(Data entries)
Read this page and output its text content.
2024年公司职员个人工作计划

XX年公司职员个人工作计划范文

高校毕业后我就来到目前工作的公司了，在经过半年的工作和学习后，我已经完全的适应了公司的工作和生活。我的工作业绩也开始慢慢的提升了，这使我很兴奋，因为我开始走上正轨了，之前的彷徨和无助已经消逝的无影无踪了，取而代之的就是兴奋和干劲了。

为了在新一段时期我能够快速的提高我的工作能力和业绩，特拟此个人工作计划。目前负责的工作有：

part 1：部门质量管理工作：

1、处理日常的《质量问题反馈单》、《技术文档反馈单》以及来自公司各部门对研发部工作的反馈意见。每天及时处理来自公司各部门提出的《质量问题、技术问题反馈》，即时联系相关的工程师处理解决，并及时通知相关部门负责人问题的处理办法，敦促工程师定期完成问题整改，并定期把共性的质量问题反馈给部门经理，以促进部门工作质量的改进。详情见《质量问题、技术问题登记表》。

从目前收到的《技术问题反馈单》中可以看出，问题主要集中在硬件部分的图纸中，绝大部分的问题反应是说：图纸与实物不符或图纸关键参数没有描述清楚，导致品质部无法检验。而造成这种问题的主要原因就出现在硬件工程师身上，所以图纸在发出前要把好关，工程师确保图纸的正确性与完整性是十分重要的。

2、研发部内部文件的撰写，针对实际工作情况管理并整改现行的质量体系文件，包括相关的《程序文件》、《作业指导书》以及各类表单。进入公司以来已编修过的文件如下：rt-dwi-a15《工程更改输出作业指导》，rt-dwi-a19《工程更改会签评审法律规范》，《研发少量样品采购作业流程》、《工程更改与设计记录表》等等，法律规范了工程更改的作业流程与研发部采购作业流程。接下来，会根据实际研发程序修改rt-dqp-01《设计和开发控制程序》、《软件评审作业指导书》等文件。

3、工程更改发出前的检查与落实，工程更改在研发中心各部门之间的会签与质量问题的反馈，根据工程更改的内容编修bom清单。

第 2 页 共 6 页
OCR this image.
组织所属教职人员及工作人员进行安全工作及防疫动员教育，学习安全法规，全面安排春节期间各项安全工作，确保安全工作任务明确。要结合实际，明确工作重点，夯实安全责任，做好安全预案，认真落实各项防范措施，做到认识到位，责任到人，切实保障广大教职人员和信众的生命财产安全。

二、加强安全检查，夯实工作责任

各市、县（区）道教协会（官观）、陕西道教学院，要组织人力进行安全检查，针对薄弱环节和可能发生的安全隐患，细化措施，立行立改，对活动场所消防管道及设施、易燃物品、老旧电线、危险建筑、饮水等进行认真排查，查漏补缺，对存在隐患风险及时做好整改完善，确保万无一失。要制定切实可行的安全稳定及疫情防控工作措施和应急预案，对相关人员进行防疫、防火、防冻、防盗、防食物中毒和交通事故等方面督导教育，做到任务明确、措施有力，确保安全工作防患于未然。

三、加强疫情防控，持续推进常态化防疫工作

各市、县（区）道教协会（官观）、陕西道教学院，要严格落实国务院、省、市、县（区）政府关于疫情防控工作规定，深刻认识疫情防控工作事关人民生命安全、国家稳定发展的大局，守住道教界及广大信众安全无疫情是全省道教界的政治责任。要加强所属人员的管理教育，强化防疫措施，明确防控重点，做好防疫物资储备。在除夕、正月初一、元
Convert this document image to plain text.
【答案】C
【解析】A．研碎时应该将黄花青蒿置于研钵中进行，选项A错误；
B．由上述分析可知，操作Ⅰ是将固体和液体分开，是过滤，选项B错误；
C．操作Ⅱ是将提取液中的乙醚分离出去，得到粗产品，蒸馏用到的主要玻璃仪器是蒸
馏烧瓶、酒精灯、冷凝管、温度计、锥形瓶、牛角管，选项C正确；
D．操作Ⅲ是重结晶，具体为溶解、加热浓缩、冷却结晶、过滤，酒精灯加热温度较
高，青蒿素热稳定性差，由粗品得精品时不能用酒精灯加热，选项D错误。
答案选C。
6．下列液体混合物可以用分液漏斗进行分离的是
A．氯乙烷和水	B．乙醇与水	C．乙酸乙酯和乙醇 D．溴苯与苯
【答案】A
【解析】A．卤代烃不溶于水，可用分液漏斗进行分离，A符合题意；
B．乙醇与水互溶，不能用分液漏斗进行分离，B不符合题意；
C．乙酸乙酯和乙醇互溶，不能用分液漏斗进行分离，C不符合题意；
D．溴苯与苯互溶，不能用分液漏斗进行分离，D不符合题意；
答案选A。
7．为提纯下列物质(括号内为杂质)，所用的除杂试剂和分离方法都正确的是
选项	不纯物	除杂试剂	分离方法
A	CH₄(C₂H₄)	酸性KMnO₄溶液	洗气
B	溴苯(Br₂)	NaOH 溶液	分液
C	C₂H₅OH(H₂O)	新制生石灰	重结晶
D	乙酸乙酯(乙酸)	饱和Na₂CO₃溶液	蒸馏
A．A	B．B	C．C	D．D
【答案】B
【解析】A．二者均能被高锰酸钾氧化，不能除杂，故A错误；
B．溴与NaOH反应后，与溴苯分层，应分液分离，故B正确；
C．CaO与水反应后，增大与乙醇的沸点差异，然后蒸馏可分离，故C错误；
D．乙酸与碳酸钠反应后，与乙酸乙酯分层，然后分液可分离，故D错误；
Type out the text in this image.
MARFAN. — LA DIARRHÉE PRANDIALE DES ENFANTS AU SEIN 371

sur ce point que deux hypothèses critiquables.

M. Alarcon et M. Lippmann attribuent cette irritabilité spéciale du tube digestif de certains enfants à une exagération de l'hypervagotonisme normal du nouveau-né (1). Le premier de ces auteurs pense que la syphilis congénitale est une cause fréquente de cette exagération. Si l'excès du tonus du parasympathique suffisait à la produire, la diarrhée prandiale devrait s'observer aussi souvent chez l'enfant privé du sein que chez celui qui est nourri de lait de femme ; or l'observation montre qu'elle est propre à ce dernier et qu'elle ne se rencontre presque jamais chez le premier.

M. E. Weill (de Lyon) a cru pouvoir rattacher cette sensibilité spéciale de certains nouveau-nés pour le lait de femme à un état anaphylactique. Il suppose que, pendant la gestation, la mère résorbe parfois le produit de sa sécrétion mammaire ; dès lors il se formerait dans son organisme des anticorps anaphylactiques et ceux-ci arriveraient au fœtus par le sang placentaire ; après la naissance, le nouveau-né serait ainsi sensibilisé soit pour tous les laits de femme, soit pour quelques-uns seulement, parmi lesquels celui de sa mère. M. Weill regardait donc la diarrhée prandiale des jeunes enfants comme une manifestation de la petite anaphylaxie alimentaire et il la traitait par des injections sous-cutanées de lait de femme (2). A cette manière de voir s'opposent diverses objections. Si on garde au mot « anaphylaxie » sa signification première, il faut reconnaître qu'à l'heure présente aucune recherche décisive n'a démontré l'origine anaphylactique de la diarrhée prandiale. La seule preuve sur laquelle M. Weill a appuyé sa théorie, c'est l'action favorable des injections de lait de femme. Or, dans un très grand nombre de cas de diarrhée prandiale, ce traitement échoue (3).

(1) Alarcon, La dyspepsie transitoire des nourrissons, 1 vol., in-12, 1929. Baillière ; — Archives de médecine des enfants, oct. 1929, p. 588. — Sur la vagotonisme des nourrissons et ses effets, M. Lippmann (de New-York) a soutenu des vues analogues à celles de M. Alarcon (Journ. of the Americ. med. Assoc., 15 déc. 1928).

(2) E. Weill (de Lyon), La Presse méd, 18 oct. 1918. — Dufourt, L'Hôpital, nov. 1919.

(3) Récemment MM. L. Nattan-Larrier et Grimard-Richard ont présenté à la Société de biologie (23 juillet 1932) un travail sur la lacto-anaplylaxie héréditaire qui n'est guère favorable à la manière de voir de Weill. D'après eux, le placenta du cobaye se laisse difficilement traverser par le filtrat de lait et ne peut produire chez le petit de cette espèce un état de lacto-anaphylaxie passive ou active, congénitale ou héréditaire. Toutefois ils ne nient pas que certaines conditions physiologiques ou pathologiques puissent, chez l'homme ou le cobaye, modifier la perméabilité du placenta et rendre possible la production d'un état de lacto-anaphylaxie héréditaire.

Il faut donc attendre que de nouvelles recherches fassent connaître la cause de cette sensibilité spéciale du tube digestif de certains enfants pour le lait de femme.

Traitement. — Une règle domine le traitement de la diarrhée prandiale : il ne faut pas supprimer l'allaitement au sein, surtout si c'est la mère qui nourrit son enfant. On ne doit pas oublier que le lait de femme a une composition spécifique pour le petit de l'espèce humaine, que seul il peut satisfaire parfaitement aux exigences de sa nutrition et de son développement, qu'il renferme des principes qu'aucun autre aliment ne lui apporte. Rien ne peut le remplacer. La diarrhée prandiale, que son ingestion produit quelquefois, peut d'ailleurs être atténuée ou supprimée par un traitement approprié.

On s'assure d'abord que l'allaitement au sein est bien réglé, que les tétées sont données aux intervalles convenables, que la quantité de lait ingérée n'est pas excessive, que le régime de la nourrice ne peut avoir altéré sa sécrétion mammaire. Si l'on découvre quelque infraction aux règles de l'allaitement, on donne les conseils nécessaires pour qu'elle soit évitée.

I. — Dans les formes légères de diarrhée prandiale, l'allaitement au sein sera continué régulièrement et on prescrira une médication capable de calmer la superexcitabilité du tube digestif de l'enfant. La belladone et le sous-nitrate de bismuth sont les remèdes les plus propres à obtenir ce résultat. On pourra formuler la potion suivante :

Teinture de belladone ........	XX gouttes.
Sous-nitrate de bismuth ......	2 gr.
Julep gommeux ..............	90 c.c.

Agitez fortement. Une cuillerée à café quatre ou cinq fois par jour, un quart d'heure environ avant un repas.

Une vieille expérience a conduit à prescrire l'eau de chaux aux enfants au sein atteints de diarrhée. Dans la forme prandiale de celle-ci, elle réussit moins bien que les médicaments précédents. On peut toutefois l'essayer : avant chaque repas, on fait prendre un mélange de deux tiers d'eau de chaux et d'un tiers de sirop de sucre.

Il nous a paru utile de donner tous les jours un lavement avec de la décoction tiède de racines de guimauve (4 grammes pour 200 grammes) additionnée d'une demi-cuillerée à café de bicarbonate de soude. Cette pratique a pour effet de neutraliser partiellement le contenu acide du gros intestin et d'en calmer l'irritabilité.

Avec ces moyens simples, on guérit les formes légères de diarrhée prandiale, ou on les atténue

* [Objective]: Show every line from the entries above in which "favorable" appears.

* [Answer to this task]:
M. E. Weill (de Lyon) a cru pouvoir rattacher cette sensibilité spéciale de certains nouveau-nés pour le lait de femme à un état anaphylactique. Il suppose que, pendant la gestation, la mère résorbe parfois le produit de sa sécrétion mammaire ; dès lors il se formerait dans son organisme des anticorps anaphylactiques et ceux-ci arriveraient au fœtus par le sang placentaire ; après la naissance, le nouveau-né serait ainsi sensibilisé soit pour tous les laits de femme, soit pour quelques-uns seulement, parmi lesquels celui de sa mère. M. Weill regardait donc la diarrhée prandiale des jeunes enfants comme une manifestation de la petite anaphylaxie alimentaire et il la traitait par des injections sous-cutanées de lait de femme (2). A cette manière de voir s'opposent diverses objections. Si on garde au mot « anaphylaxie » sa signification première, il faut reconnaître qu'à l'heure présente aucune recherche décisive n'a démontré l'origine anaphylactique de la diarrhée prandiale. La seule preuve sur laquelle M. Weill a appuyé sa théorie, c'est l'action favorable des injections de lait de femme. Or, dans un très grand nombre de cas de diarrhée prandiale, ce traitement échoue (3).
(3) Récemment MM. L. Nattan-Larrier et Grimard-Richard ont présenté à la Société de biologie (23 juillet 1932) un travail sur la lacto-anaplylaxie héréditaire qui n'est guère favorable à la manière de voir de Weill. D'après eux, le placenta du cobaye se laisse difficilement traverser par le filtrat de lait et ne peut produire chez le petit de cette espèce un état de lacto-anaphylaxie passive ou active, congénitale ou héréditaire. Toutefois ils ne nient pas que certaines conditions physiologiques ou pathologiques puissent, chez l'homme ou le cobaye, modifier la perméabilité du placenta et rendre possible la production d'un état de lacto-anaphylaxie héréditaire.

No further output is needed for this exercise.